Extracts from a graphics dataset:
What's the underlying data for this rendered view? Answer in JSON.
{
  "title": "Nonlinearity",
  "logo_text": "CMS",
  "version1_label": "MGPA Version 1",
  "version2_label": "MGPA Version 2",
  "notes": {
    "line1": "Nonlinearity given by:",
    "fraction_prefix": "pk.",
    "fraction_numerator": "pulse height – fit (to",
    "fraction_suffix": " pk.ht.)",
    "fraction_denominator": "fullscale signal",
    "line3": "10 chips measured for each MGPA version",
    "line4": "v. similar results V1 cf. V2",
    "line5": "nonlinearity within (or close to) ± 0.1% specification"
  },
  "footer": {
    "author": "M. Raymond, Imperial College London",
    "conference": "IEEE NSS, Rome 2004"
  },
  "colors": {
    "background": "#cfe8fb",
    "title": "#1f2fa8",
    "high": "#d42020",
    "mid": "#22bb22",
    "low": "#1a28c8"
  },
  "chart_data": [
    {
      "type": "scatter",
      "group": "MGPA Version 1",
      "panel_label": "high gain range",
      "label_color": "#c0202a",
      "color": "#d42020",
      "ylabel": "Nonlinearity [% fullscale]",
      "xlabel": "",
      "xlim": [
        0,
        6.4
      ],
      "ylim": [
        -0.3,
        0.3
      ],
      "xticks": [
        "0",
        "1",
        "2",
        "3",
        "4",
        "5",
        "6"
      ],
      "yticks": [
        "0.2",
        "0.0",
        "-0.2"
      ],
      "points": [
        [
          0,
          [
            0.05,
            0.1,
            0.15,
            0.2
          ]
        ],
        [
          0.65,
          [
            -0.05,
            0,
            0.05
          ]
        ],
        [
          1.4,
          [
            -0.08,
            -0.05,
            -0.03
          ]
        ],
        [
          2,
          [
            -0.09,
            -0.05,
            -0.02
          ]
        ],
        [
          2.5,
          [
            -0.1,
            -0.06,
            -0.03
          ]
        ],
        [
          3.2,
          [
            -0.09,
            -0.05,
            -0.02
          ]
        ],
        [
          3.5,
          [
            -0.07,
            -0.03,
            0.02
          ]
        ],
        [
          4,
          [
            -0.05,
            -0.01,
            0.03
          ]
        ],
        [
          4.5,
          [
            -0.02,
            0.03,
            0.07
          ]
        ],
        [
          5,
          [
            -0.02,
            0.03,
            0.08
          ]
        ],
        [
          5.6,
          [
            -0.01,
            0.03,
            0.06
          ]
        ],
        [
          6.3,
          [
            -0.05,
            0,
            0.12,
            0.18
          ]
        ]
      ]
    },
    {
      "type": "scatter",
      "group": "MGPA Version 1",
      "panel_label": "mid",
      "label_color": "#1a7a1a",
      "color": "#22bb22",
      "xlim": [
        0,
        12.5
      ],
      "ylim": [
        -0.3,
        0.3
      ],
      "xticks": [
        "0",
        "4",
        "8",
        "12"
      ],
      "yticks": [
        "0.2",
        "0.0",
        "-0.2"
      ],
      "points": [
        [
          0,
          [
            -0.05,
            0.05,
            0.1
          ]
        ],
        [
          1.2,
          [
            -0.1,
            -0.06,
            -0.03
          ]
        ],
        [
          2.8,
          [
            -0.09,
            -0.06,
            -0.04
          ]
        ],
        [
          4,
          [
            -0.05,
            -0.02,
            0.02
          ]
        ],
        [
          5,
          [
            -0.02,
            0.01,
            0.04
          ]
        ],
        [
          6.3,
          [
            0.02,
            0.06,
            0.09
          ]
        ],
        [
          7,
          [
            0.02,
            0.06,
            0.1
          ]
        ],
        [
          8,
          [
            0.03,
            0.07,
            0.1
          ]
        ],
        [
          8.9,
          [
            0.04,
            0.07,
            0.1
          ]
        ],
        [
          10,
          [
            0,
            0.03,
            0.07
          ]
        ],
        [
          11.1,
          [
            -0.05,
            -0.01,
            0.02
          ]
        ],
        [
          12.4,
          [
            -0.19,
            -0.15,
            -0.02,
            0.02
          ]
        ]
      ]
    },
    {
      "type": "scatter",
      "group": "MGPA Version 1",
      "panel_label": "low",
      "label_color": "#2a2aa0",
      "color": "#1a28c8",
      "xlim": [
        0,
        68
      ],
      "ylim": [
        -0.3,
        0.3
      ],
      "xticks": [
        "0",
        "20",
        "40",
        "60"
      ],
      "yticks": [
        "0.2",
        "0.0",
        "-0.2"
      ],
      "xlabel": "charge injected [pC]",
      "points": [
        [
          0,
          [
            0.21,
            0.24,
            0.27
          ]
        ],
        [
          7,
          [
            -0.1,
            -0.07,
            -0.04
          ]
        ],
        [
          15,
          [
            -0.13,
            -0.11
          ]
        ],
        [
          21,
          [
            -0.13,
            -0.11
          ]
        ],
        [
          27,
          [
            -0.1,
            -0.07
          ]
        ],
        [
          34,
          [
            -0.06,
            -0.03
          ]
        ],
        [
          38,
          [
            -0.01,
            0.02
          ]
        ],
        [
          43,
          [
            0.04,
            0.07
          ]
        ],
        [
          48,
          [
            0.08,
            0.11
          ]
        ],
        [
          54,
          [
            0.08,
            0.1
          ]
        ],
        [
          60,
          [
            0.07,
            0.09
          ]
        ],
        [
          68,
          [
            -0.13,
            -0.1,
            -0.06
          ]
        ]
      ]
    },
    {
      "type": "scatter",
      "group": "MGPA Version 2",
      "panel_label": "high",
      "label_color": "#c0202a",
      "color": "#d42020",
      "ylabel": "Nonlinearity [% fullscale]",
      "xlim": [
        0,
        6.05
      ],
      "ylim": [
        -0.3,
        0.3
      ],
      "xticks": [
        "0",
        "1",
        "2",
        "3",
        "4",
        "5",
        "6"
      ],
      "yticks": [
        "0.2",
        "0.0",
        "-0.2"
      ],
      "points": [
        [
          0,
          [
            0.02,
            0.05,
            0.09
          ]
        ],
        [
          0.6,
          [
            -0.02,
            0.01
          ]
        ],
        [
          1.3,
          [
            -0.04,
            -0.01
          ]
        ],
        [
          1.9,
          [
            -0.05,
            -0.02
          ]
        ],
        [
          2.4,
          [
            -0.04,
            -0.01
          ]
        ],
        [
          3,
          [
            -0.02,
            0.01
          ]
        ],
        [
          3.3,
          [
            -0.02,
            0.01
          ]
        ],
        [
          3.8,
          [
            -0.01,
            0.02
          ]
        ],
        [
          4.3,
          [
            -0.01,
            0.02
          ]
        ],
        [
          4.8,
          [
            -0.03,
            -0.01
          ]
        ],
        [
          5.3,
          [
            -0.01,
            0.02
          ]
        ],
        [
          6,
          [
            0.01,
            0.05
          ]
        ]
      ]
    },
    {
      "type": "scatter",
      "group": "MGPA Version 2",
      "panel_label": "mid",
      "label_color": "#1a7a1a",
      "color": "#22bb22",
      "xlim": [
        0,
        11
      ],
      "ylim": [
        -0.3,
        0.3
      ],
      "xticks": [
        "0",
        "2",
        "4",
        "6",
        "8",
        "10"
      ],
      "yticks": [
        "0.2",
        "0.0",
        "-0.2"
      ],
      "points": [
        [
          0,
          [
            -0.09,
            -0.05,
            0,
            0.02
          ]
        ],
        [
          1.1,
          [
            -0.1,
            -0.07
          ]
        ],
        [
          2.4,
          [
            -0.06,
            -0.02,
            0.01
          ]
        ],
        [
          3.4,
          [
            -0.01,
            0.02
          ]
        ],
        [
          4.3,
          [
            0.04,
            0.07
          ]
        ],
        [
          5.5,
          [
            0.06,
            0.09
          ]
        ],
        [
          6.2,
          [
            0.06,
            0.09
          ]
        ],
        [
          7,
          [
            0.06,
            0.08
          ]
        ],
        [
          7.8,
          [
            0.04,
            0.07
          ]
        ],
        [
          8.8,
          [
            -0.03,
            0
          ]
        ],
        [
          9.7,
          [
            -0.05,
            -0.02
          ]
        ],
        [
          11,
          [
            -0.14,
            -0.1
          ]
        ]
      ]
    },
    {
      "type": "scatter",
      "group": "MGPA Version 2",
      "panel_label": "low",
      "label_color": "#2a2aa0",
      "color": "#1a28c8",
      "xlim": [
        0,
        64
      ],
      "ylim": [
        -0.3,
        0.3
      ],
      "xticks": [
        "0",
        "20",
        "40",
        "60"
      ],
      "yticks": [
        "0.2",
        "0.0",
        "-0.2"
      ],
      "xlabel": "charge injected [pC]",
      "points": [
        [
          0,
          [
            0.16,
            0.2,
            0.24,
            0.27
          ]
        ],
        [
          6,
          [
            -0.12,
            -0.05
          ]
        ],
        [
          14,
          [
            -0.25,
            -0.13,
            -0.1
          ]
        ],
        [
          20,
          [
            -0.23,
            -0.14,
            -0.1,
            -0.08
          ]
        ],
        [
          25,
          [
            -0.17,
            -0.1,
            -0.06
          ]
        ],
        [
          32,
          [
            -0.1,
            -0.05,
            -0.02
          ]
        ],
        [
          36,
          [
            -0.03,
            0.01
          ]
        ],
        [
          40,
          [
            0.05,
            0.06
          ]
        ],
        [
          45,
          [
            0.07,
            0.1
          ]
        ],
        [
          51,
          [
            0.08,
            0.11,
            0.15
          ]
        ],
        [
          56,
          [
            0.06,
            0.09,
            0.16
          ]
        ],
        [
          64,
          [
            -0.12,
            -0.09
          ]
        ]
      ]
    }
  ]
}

_Given instruction_
Work out how many lines of the listing above include the word "high". Reply with nothing but the count.

_Result for this task_
3